▶ Do this: Leave out the pictures and copy each record below exactly.

A block of data
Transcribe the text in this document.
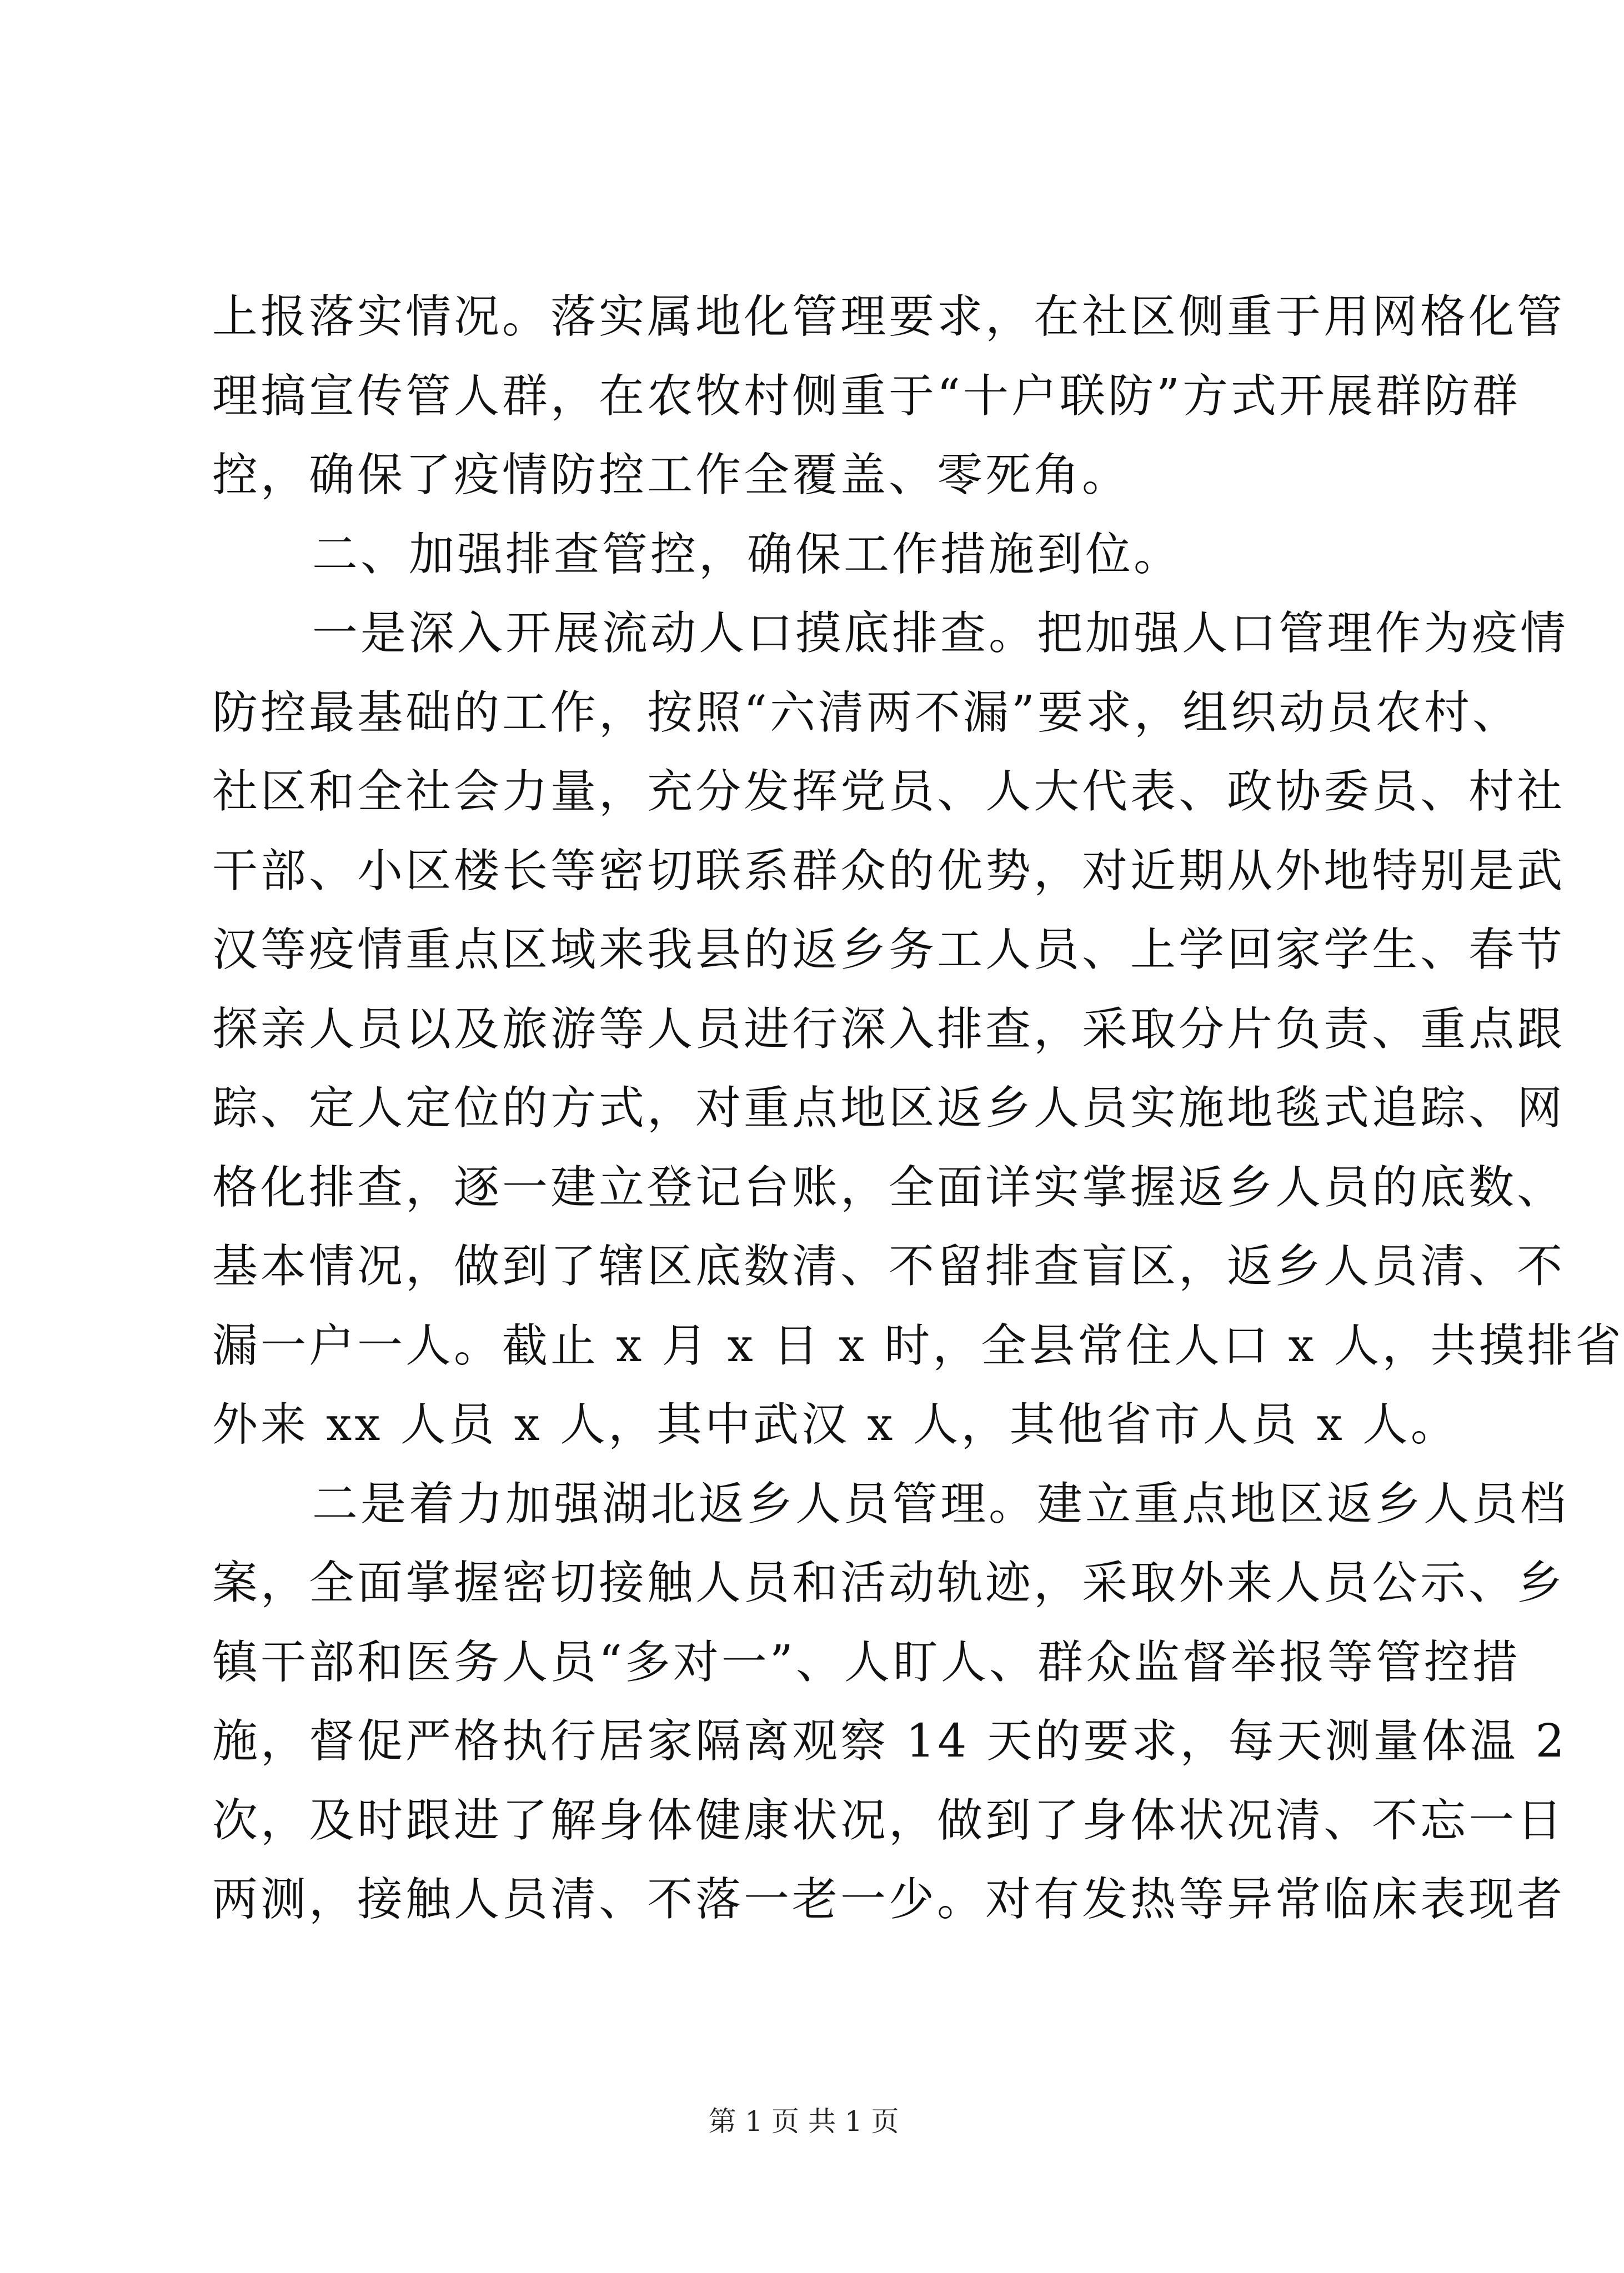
上报落实情况。落实属地化管理要求，在社区侧重于用网格化管
理搞宣传管人群，在农牧村侧重于“十户联防”方式开展群防群
控，确保了疫情防控工作全覆盖、零死角。
二、加强排查管控，确保工作措施到位。
一是深入开展流动人口摸底排查。把加强人口管理作为疫情
防控最基础的工作，按照“六清两不漏”要求，组织动员农村、
社区和全社会力量，充分发挥党员、人大代表、政协委员、村社
干部、小区楼长等密切联系群众的优势，对近期从外地特别是武
汉等疫情重点区域来我县的返乡务工人员、上学回家学生、春节
探亲人员以及旅游等人员进行深入排查，采取分片负责、重点跟
踪、定人定位的方式，对重点地区返乡人员实施地毯式追踪、网
格化排查，逐一建立登记台账，全面详实掌握返乡人员的底数、
基本情况，做到了辖区底数清、不留排查盲区，返乡人员清、不
漏一户一人。截止 x 月 x 日 x 时，全县常住人口 x 人，共摸排省
外来 xx 人员 x 人，其中武汉 x 人，其他省市人员 x 人。
二是着力加强湖北返乡人员管理。建立重点地区返乡人员档
案，全面掌握密切接触人员和活动轨迹，采取外来人员公示、乡
镇干部和医务人员“多对一”、人盯人、群众监督举报等管控措
施，督促严格执行居家隔离观察 14 天的要求，每天测量体温 2
次，及时跟进了解身体健康状况，做到了身体状况清、不忘一日
两测，接触人员清、不落一老一少。对有发热等异常临床表现者
第 1 页 共 1 页
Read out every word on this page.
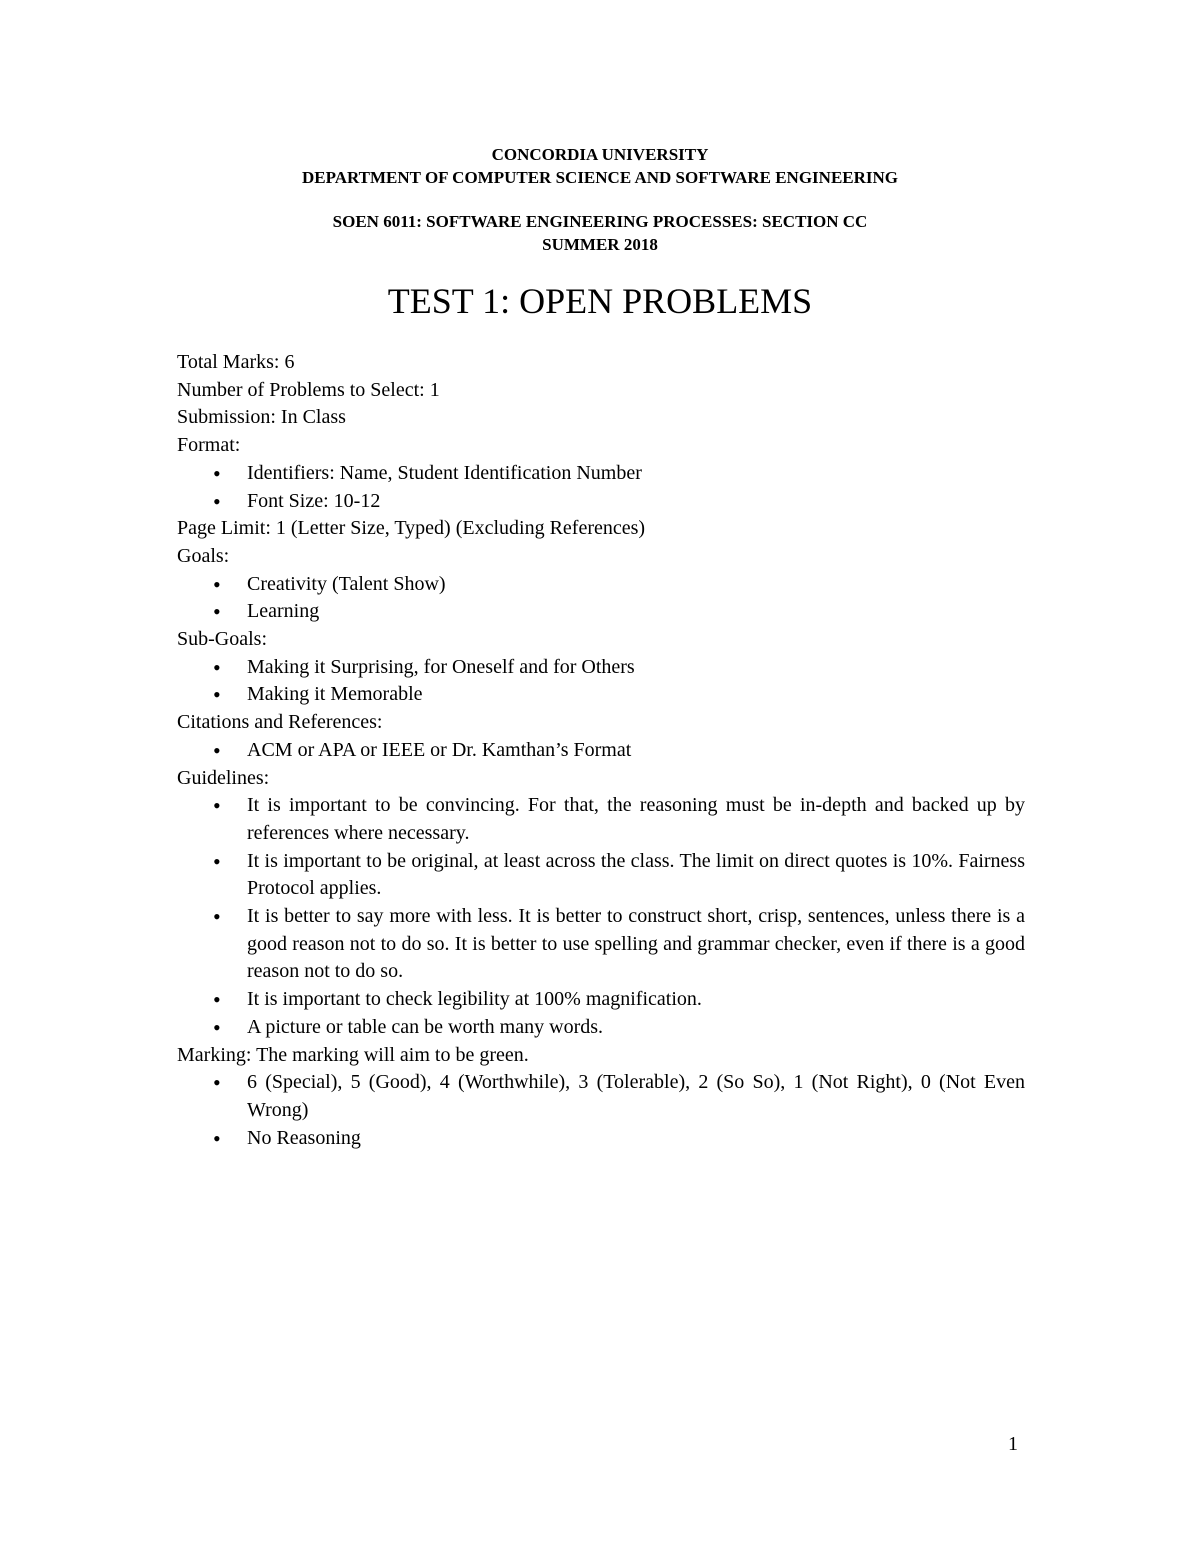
CONCORDIA UNIVERSITY
DEPARTMENT OF COMPUTER SCIENCE AND SOFTWARE ENGINEERING
SOEN 6011: SOFTWARE ENGINEERING PROCESSES: SECTION CC
SUMMER 2018
TEST 1: OPEN PROBLEMS

Total Marks: 6

Number of Problems to Select: 1

Submission: In Class

Format:

• Identifiers: Name, Student Identification Number
• Font Size: 10-12

Page Limit: 1 (Letter Size, Typed) (Excluding References)

Goals:

• Creativity (Talent Show)
• Learning

Sub-Goals:

• Making it Surprising, for Oneself and for Others
• Making it Memorable

Citations and References:

• ACM or APA or IEEE or Dr. Kamthan’s Format

Guidelines:

• It is important to be convincing. For that, the reasoning must be in-depth and backed up by references where necessary.
• It is important to be original, at least across the class. The limit on direct quotes is 10%. Fairness Protocol applies.
• It is better to say more with less. It is better to construct short, crisp, sentences, unless there is a good reason not to do so. It is better to use spelling and grammar checker, even if there is a good reason not to do so.
• It is important to check legibility at 100% magnification.
• A picture or table can be worth many words.

Marking: The marking will aim to be green.

• 6 (Special), 5 (Good), 4 (Worthwhile), 3 (Tolerable), 2 (So So), 1 (Not Right), 0 (Not Even Wrong)
• No Reasoning
1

▶ Reply:
Transcribe the text in this document.
上报落实情况。落实属地化管理要求，在社区侧重于用网格化管
理搞宣传管人群，在农牧村侧重于“十户联防”方式开展群防群
控，确保了疫情防控工作全覆盖、零死角。
二、加强排查管控，确保工作措施到位。
一是深入开展流动人口摸底排查。把加强人口管理作为疫情
防控最基础的工作，按照“六清两不漏”要求，组织动员农村、
社区和全社会力量，充分发挥党员、人大代表、政协委员、村社
干部、小区楼长等密切联系群众的优势，对近期从外地特别是武
汉等疫情重点区域来我县的返乡务工人员、上学回家学生、春节
探亲人员以及旅游等人员进行深入排查，采取分片负责、重点跟
踪、定人定位的方式，对重点地区返乡人员实施地毯式追踪、网
格化排查，逐一建立登记台账，全面详实掌握返乡人员的底数、
基本情况，做到了辖区底数清、不留排查盲区，返乡人员清、不
漏一户一人。截止 x 月 x 日 x 时，全县常住人口 x 人，共摸排省
外来 xx 人员 x 人，其中武汉 x 人，其他省市人员 x 人。
二是着力加强湖北返乡人员管理。建立重点地区返乡人员档
案，全面掌握密切接触人员和活动轨迹，采取外来人员公示、乡
镇干部和医务人员“多对一”、人盯人、群众监督举报等管控措
施，督促严格执行居家隔离观察 14 天的要求，每天测量体温 2
次，及时跟进了解身体健康状况，做到了身体状况清、不忘一日
两测，接触人员清、不落一老一少。对有发热等异常临床表现者
第 1 页 共 1 页
Read out every word on this page.
CONCORDIA UNIVERSITY
DEPARTMENT OF COMPUTER SCIENCE AND SOFTWARE ENGINEERING
SOEN 6011: SOFTWARE ENGINEERING PROCESSES: SECTION CC
SUMMER 2018
TEST 1: OPEN PROBLEMS

Total Marks: 6

Number of Problems to Select: 1

Submission: In Class

Format:

• Identifiers: Name, Student Identification Number
• Font Size: 10-12

Page Limit: 1 (Letter Size, Typed) (Excluding References)

Goals:

• Creativity (Talent Show)
• Learning

Sub-Goals:

• Making it Surprising, for Oneself and for Others
• Making it Memorable

Citations and References:

• ACM or APA or IEEE or Dr. Kamthan’s Format

Guidelines:

• It is important to be convincing. For that, the reasoning must be in-depth and backed up by references where necessary.
• It is important to be original, at least across the class. The limit on direct quotes is 10%. Fairness Protocol applies.
• It is better to say more with less. It is better to construct short, crisp, sentences, unless there is a good reason not to do so. It is better to use spelling and grammar checker, even if there is a good reason not to do so.
• It is important to check legibility at 100% magnification.
• A picture or table can be worth many words.

Marking: The marking will aim to be green.

• 6 (Special), 5 (Good), 4 (Worthwhile), 3 (Tolerable), 2 (So So), 1 (Not Right), 0 (Not Even Wrong)
• No Reasoning
1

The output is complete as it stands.